**SHORT PROBLEM:** Among the entries below, count the lines that contain the word "Bravo". Write down only the total.

>> start

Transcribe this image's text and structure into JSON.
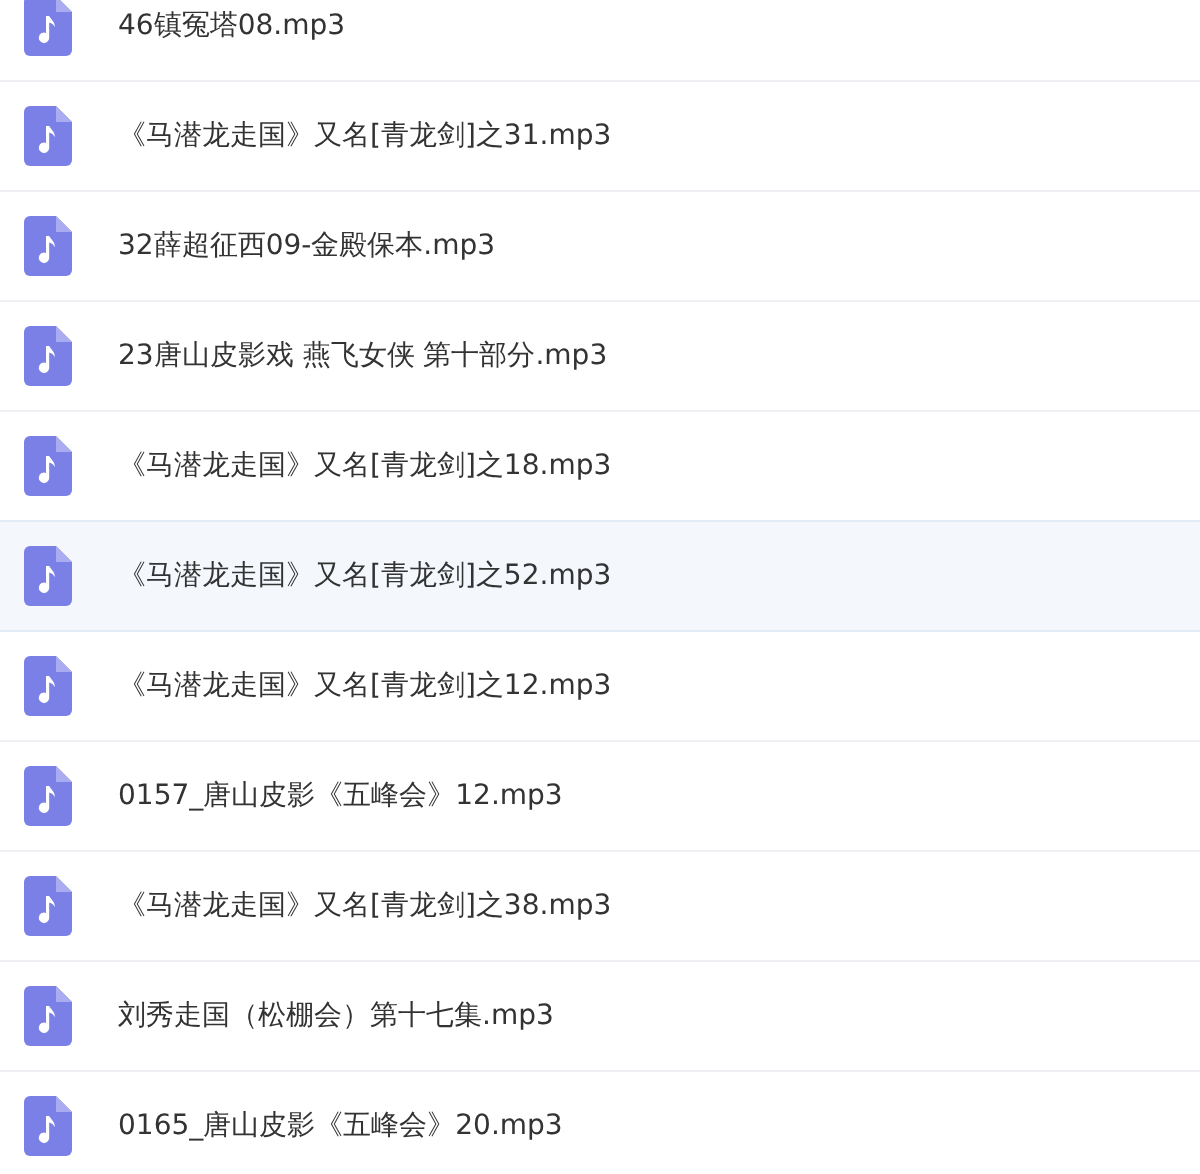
{
  "files": [
    {
      "name": "46镇冤塔08.mp3",
      "selected": false
    },
    {
      "name": "《马潜龙走国》又名[青龙剑]之31.mp3",
      "selected": false
    },
    {
      "name": "32薛超征西09-金殿保本.mp3",
      "selected": false
    },
    {
      "name": "23唐山皮影戏 燕飞女侠 第十部分.mp3",
      "selected": false
    },
    {
      "name": "《马潜龙走国》又名[青龙剑]之18.mp3",
      "selected": false
    },
    {
      "name": "《马潜龙走国》又名[青龙剑]之52.mp3",
      "selected": true
    },
    {
      "name": "《马潜龙走国》又名[青龙剑]之12.mp3",
      "selected": false
    },
    {
      "name": "0157_唐山皮影《五峰会》12.mp3",
      "selected": false
    },
    {
      "name": "《马潜龙走国》又名[青龙剑]之38.mp3",
      "selected": false
    },
    {
      "name": "刘秀走国（松棚会）第十七集.mp3",
      "selected": false
    },
    {
      "name": "0165_唐山皮影《五峰会》20.mp3",
      "selected": false
    }
  ]
}
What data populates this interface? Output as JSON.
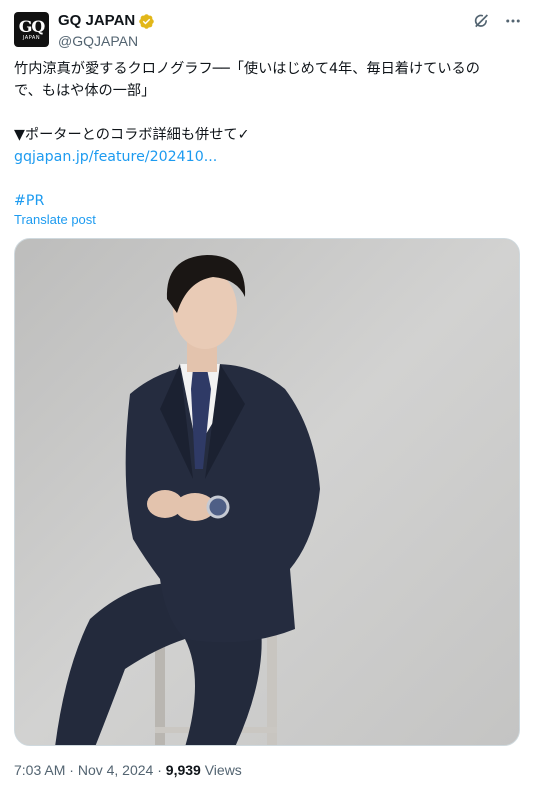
{
  "account": {
    "avatar_text_top": "GQ",
    "avatar_text_bottom": "JAPAN",
    "display_name": "GQ JAPAN",
    "handle": "@GQJAPAN"
  },
  "icons": {
    "verified": "verified-badge-icon",
    "grok": "grok-icon",
    "more": "more-icon"
  },
  "tweet": {
    "line1": "竹内涼真が愛するクロノグラフ──「使いはじめて4年、毎日着けているの",
    "line2": "で、もはや体の一部」",
    "line3": "▼ポーターとのコラボ詳細も併せて✓",
    "link": "gqjapan.jp/feature/202410...",
    "hashtag": "#PR",
    "translate": "Translate post"
  },
  "footer": {
    "time": "7:03 AM",
    "date": "Nov 4, 2024",
    "views_count": "9,939",
    "views_label": "Views",
    "sep": "·"
  },
  "colors": {
    "accent": "#1d9bf0",
    "verified": "#e2b719",
    "text": "#0f1419",
    "secondary": "#536471"
  }
}
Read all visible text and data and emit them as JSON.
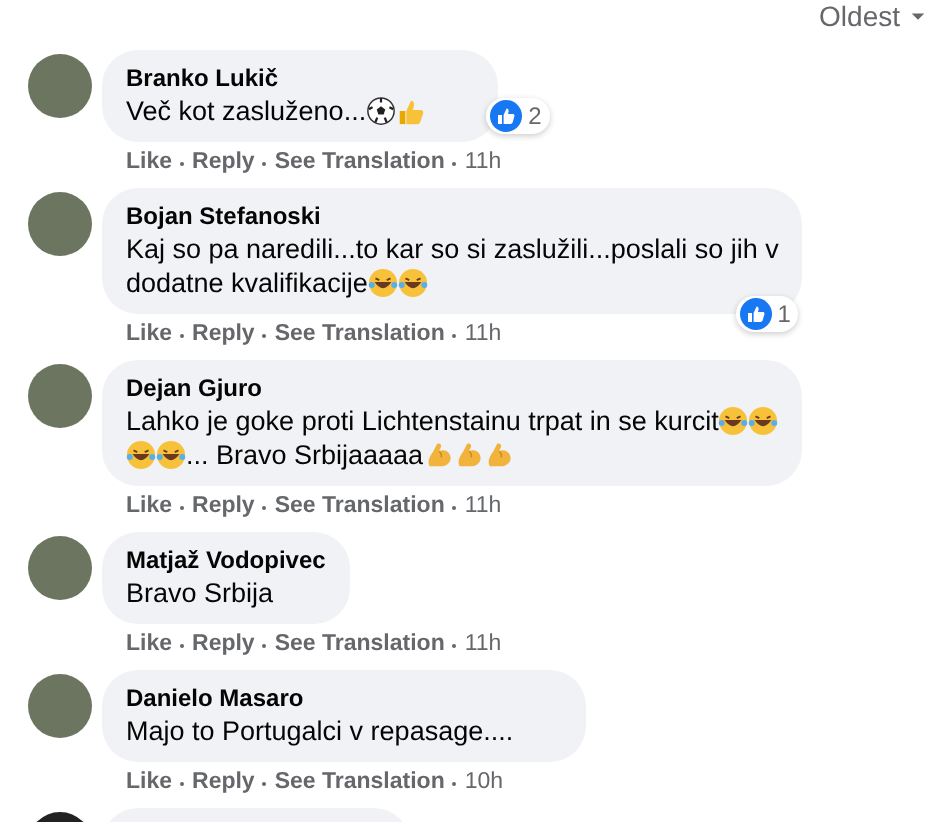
{
  "sort": {
    "label": "Oldest"
  },
  "comments": [
    {
      "author": "Branko Lukič",
      "lines": [
        [
          {
            "kind": "text",
            "text": "Več kot zasluženo... "
          },
          {
            "kind": "soccer"
          },
          {
            "kind": "thumbs"
          }
        ]
      ],
      "reaction": {
        "count": "2"
      },
      "actions": [
        "Like",
        "Reply",
        "See Translation"
      ],
      "time": "11h"
    },
    {
      "author": "Bojan Stefanoski",
      "lines": [
        [
          {
            "kind": "text",
            "text": "Kaj so pa naredili...to kar so si zaslužili...poslali so jih v"
          }
        ],
        [
          {
            "kind": "text",
            "text": "dodatne kvalifikacije "
          },
          {
            "kind": "laugh"
          },
          {
            "kind": "laugh"
          }
        ]
      ],
      "reaction": {
        "count": "1"
      },
      "actions": [
        "Like",
        "Reply",
        "See Translation"
      ],
      "time": "11h"
    },
    {
      "author": "Dejan Gjuro",
      "lines": [
        [
          {
            "kind": "text",
            "text": "Lahko je goke proti Lichtenstainu trpat in se kurcit"
          },
          {
            "kind": "laugh"
          },
          {
            "kind": "laugh"
          }
        ],
        [
          {
            "kind": "laugh"
          },
          {
            "kind": "laugh"
          },
          {
            "kind": "text",
            "text": "... Bravo Srbijaaaaa"
          },
          {
            "kind": "muscle"
          },
          {
            "kind": "muscle"
          },
          {
            "kind": "muscle"
          }
        ]
      ],
      "actions": [
        "Like",
        "Reply",
        "See Translation"
      ],
      "time": "11h"
    },
    {
      "author": "Matjaž Vodopivec",
      "lines": [
        [
          {
            "kind": "text",
            "text": "Bravo Srbija"
          }
        ]
      ],
      "actions": [
        "Like",
        "Reply",
        "See Translation"
      ],
      "time": "11h"
    },
    {
      "author": "Danielo Masaro",
      "lines": [
        [
          {
            "kind": "text",
            "text": "Majo to Portugalci v repasage...."
          }
        ]
      ],
      "actions": [
        "Like",
        "Reply",
        "See Translation"
      ],
      "time": "10h"
    }
  ],
  "partial_comment": true
}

>> end

**CORRECT ANSWER:** 2